**What is asked**:
Omit the images. Copy each entry word for word.

**Listing**:
--------------------------------------------------

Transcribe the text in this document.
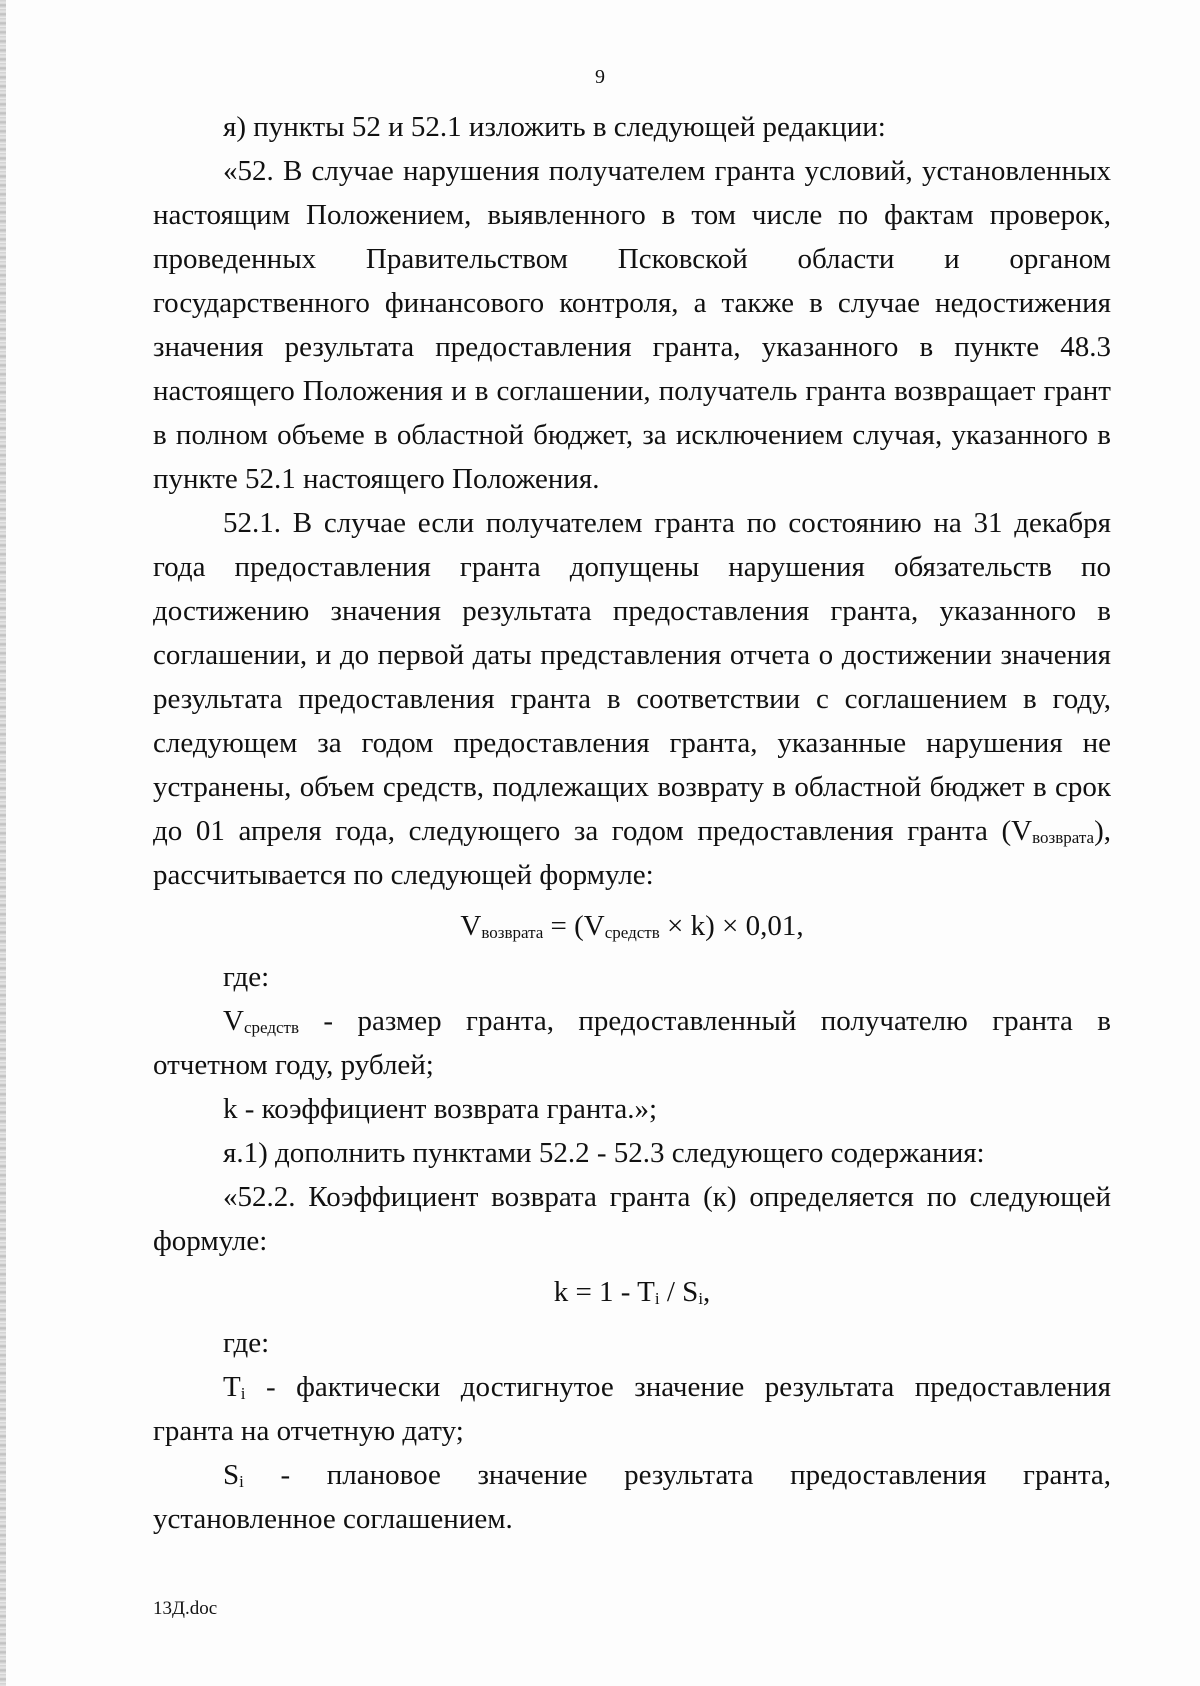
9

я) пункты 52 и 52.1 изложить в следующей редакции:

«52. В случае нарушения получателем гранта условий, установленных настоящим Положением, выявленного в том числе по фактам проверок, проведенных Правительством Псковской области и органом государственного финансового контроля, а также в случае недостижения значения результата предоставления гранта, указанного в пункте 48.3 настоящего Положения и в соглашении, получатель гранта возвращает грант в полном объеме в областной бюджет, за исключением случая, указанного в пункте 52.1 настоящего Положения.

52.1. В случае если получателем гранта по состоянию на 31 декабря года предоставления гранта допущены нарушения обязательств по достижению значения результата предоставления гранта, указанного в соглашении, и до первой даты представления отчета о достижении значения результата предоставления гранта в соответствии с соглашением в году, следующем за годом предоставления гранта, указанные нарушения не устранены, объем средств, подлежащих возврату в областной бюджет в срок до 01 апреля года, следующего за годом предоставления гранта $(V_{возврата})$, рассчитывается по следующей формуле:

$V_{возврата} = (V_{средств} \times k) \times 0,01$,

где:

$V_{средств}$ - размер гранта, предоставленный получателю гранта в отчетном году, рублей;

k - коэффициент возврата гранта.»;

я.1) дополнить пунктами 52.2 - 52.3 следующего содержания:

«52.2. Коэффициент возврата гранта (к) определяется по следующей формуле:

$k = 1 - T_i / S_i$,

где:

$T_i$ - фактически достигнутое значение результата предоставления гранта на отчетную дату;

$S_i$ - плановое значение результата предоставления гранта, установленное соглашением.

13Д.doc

--------------------------------------------------

**Answer to the exercise**:
Transcribe the text in this document.
9

я) пункты 52 и 52.1 изложить в следующей редакции:

«52. В случае нарушения получателем гранта условий, установленных настоящим Положением, выявленного в том числе по фактам проверок, проведенных Правительством Псковской области и органом государственного финансового контроля, а также в случае недостижения значения результата предоставления гранта, указанного в пункте 48.3 настоящего Положения и в соглашении, получатель гранта возвращает грант в полном объеме в областной бюджет, за исключением случая, указанного в пункте 52.1 настоящего Положения.

52.1. В случае если получателем гранта по состоянию на 31 декабря года предоставления гранта допущены нарушения обязательств по достижению значения результата предоставления гранта, указанного в соглашении, и до первой даты представления отчета о достижении значения результата предоставления гранта в соответствии с соглашением в году, следующем за годом предоставления гранта, указанные нарушения не устранены, объем средств, подлежащих возврату в областной бюджет в срок до 01 апреля года, следующего за годом предоставления гранта $(V_{возврата})$, рассчитывается по следующей формуле:

$V_{возврата} = (V_{средств} \times k) \times 0,01$,

где:

$V_{средств}$ - размер гранта, предоставленный получателю гранта в отчетном году, рублей;

k - коэффициент возврата гранта.»;

я.1) дополнить пунктами 52.2 - 52.3 следующего содержания:

«52.2. Коэффициент возврата гранта (к) определяется по следующей формуле:

$k = 1 - T_i / S_i$,

где:

$T_i$ - фактически достигнутое значение результата предоставления гранта на отчетную дату;

$S_i$ - плановое значение результата предоставления гранта, установленное соглашением.

13Д.doc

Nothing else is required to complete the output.